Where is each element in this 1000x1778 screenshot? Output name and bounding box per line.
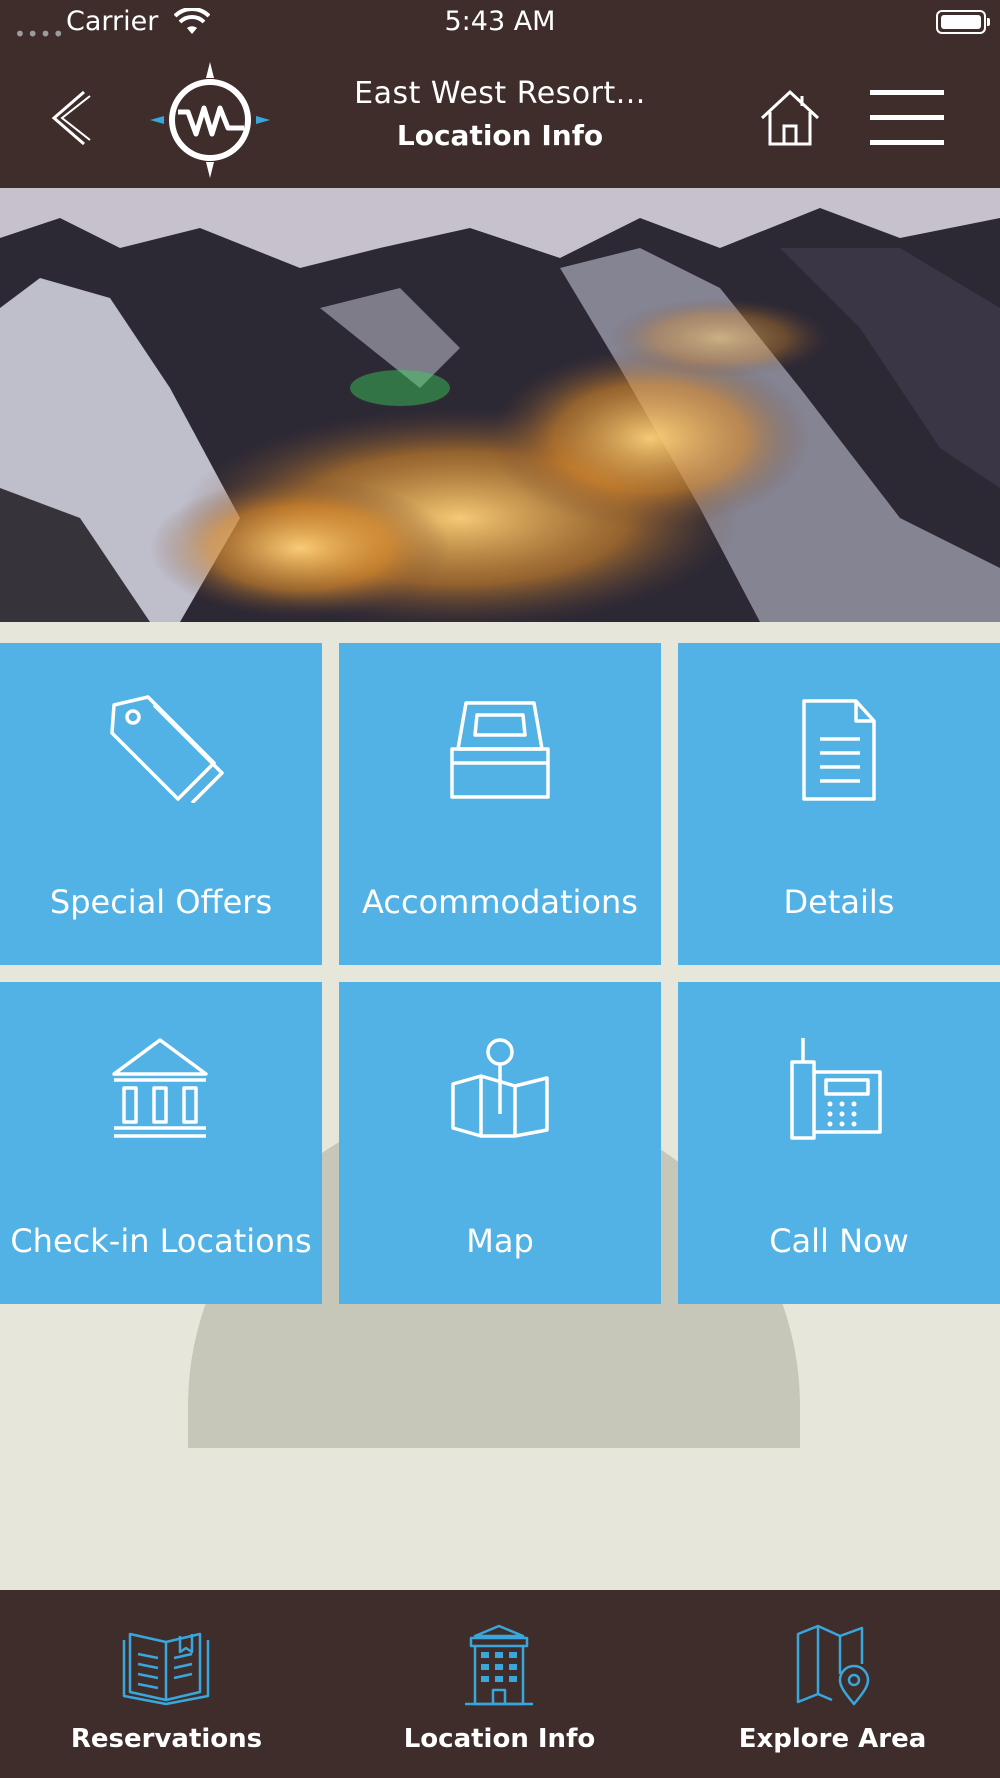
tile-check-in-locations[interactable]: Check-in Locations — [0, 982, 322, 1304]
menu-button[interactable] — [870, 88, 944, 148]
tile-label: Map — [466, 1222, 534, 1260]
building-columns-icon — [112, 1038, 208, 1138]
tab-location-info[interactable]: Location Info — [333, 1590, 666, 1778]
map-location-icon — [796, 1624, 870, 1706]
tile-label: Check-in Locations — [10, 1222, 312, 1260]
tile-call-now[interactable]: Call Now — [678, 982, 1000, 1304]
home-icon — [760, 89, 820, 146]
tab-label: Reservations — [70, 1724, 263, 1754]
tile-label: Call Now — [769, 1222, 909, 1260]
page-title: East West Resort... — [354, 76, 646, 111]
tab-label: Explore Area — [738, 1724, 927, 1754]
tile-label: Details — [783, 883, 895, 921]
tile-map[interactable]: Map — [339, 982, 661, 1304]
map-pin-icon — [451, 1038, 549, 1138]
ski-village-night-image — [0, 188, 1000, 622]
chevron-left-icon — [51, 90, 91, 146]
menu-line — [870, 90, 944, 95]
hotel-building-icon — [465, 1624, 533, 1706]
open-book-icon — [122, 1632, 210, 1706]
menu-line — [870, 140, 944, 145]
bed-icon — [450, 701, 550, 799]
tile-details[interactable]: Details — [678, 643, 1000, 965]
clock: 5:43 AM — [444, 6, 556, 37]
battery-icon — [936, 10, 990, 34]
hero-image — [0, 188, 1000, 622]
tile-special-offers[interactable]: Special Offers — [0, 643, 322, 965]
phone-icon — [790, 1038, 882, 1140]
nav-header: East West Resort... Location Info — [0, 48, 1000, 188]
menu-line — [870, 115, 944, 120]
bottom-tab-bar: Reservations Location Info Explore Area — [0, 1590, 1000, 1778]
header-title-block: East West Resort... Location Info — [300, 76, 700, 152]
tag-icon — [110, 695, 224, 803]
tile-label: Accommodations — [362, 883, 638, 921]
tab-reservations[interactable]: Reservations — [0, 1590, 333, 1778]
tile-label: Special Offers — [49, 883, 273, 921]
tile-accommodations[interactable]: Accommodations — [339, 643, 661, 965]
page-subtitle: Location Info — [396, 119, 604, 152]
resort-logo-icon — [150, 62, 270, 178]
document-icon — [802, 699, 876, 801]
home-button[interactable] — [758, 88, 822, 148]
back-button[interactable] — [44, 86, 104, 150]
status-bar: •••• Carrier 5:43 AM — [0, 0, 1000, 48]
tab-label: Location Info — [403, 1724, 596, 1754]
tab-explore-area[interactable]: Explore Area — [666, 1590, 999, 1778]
----
_WHAT IS NEEDED_.
Copy the records above line for line, leaving out the picture.

_CORRECT RESPONSE_.
Where is each element in this 1000x1778 screenshot? Output name and bounding box per line.
tile-check-in-locations[interactable]: Check-in Locations — [0, 982, 322, 1304]
menu-button[interactable] — [870, 88, 944, 148]
tile-label: Map — [466, 1222, 534, 1260]
building-columns-icon — [112, 1038, 208, 1138]
tab-location-info[interactable]: Location Info — [333, 1590, 666, 1778]
map-location-icon — [796, 1624, 870, 1706]
tile-label: Check-in Locations — [10, 1222, 312, 1260]
tile-call-now[interactable]: Call Now — [678, 982, 1000, 1304]
home-icon — [760, 89, 820, 146]
tab-label: Reservations — [70, 1724, 263, 1754]
tile-label: Call Now — [769, 1222, 909, 1260]
page-title: East West Resort... — [354, 76, 646, 111]
tab-label: Explore Area — [738, 1724, 927, 1754]
tile-label: Details — [783, 883, 895, 921]
tile-map[interactable]: Map — [339, 982, 661, 1304]
map-pin-icon — [451, 1038, 549, 1138]
ski-village-night-image — [0, 188, 1000, 622]
chevron-left-icon — [51, 90, 91, 146]
menu-line — [870, 90, 944, 95]
hotel-building-icon — [465, 1624, 533, 1706]
open-book-icon — [122, 1632, 210, 1706]
menu-line — [870, 140, 944, 145]
bed-icon — [450, 701, 550, 799]
tile-details[interactable]: Details — [678, 643, 1000, 965]
clock: 5:43 AM — [444, 6, 556, 37]
battery-icon — [936, 10, 990, 34]
hero-image — [0, 188, 1000, 622]
tile-special-offers[interactable]: Special Offers — [0, 643, 322, 965]
phone-icon — [790, 1038, 882, 1140]
nav-header: East West Resort... Location Info — [0, 48, 1000, 188]
menu-line — [870, 115, 944, 120]
bottom-tab-bar: Reservations Location Info Explore Area — [0, 1590, 1000, 1778]
header-title-block: East West Resort... Location Info — [300, 76, 700, 152]
tag-icon — [110, 695, 224, 803]
tile-label: Accommodations — [362, 883, 638, 921]
tab-reservations[interactable]: Reservations — [0, 1590, 333, 1778]
tile-label: Special Offers — [49, 883, 273, 921]
tile-accommodations[interactable]: Accommodations — [339, 643, 661, 965]
page-subtitle: Location Info — [396, 119, 604, 152]
resort-logo-icon — [150, 62, 270, 178]
document-icon — [802, 699, 876, 801]
home-button[interactable] — [758, 88, 822, 148]
back-button[interactable] — [44, 86, 104, 150]
status-bar: •••• Carrier 5:43 AM — [0, 0, 1000, 48]
tab-label: Location Info — [403, 1724, 596, 1754]
tab-explore-area[interactable]: Explore Area — [666, 1590, 999, 1778]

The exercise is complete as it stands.